### Objective
From the records below, pull each line that has "North".
-- begin Task inputs --
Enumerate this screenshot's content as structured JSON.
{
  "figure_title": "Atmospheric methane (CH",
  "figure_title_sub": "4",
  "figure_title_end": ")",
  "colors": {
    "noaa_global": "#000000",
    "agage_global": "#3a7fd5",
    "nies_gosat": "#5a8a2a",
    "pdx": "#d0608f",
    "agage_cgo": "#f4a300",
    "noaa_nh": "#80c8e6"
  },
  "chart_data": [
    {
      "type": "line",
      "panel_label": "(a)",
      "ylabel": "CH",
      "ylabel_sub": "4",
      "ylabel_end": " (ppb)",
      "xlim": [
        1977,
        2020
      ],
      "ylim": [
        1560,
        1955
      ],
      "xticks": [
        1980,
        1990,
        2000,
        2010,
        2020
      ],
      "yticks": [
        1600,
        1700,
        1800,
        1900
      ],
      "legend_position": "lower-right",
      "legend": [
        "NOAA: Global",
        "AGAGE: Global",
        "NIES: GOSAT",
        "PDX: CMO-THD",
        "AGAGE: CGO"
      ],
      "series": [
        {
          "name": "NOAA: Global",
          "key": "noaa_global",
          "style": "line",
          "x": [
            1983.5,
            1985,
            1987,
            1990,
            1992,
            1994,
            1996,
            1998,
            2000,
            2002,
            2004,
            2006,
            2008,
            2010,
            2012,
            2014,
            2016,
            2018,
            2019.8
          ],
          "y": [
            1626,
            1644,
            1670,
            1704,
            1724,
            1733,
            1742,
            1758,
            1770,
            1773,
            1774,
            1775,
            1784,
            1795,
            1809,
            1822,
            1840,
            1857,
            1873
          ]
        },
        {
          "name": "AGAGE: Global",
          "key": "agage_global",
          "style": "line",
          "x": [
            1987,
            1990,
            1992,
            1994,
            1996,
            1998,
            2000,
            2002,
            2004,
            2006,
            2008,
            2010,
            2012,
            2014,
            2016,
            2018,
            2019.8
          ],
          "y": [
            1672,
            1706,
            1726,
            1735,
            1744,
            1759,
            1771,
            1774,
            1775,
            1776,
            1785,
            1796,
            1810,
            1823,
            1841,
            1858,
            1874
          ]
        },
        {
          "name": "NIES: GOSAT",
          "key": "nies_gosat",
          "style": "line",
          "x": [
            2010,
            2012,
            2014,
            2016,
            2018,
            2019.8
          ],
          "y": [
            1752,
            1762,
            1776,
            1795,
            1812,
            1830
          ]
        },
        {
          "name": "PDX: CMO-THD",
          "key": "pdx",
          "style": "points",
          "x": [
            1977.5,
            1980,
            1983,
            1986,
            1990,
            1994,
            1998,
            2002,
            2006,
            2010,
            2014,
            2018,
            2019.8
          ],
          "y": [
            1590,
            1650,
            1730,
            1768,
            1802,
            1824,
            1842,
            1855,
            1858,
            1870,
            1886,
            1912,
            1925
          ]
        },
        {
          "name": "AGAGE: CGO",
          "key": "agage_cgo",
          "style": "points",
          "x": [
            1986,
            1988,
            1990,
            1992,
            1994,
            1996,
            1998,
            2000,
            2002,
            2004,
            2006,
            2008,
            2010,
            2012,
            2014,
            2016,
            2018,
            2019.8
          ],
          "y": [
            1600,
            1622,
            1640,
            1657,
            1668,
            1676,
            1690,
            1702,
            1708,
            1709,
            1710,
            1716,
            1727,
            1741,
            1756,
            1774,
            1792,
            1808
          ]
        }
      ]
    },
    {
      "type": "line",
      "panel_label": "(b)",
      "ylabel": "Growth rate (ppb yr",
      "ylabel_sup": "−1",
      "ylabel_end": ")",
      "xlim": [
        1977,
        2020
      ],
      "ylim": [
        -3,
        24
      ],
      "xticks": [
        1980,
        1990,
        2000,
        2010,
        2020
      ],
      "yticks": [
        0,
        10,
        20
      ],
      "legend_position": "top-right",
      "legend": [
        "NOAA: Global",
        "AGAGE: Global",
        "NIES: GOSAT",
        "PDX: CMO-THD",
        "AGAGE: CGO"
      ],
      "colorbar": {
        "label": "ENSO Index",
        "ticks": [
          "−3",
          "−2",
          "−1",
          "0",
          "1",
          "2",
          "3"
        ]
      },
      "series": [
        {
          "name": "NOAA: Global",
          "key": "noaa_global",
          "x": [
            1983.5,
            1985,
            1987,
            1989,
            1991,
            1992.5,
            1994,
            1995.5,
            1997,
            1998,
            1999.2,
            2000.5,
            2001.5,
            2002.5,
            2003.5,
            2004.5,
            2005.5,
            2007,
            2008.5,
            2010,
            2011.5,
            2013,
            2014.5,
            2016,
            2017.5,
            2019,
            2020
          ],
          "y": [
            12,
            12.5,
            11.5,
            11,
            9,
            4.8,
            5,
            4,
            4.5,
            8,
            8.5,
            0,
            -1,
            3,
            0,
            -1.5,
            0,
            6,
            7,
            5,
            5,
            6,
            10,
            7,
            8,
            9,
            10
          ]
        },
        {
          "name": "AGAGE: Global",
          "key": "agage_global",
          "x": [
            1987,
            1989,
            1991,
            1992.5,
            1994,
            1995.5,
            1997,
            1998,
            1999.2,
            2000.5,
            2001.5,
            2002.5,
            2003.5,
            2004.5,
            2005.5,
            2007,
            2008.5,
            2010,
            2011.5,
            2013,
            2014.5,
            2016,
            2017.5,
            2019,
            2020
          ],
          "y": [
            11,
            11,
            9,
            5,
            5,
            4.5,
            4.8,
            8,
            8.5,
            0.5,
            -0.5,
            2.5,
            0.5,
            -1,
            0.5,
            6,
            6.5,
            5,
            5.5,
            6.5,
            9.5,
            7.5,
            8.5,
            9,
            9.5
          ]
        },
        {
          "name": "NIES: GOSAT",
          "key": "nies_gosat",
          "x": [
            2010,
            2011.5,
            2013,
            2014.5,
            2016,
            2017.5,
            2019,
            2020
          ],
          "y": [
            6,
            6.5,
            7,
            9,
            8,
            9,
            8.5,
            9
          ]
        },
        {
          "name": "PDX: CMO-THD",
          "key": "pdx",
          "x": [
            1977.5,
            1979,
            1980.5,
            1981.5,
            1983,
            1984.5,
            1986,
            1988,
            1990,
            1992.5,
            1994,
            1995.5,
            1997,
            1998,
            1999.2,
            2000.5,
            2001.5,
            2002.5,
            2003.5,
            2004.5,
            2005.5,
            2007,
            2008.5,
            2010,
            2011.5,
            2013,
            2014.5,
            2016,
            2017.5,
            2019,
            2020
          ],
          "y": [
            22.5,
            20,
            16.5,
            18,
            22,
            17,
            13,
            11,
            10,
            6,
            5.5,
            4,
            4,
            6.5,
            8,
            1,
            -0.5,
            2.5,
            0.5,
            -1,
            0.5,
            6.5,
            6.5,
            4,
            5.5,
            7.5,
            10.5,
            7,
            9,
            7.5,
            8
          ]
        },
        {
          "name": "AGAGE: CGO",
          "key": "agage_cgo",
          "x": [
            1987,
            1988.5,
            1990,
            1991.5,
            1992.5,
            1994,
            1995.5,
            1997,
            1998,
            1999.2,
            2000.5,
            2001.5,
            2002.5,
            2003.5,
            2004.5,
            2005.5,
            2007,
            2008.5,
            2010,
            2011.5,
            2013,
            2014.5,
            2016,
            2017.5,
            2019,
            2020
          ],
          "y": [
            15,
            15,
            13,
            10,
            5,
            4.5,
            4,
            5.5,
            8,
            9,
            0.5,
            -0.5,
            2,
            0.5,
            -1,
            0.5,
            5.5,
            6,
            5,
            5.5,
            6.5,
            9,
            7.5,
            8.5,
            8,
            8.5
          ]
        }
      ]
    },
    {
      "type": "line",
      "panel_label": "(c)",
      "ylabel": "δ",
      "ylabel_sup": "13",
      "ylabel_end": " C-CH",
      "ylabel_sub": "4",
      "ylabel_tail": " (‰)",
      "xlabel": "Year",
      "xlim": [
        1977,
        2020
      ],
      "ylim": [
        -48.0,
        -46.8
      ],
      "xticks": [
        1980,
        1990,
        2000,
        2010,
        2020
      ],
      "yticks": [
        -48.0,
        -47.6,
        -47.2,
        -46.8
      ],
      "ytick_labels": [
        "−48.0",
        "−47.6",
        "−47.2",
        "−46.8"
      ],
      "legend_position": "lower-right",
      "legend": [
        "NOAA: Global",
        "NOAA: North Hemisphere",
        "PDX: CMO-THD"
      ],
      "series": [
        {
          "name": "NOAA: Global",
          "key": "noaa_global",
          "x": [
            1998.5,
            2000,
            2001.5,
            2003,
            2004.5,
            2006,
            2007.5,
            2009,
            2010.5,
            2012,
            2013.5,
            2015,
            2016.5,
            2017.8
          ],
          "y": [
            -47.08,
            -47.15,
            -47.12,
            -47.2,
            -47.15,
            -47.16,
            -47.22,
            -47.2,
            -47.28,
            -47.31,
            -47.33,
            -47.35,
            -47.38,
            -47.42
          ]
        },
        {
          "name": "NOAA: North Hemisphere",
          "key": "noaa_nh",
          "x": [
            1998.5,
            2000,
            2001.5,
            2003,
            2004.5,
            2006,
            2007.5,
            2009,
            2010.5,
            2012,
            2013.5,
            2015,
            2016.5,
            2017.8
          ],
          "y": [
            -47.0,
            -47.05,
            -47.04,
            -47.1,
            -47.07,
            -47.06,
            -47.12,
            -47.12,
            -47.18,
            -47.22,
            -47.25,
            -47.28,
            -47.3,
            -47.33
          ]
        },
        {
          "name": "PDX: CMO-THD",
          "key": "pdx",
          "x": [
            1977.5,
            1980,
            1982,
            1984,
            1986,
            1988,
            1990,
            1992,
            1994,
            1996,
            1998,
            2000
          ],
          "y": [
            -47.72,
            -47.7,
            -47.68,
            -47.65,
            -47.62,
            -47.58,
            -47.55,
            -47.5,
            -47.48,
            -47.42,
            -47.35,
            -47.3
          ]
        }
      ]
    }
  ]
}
-- end Task inputs --
### Result
        "NOAA: North Hemisphere",
          "name": "NOAA: North Hemisphere",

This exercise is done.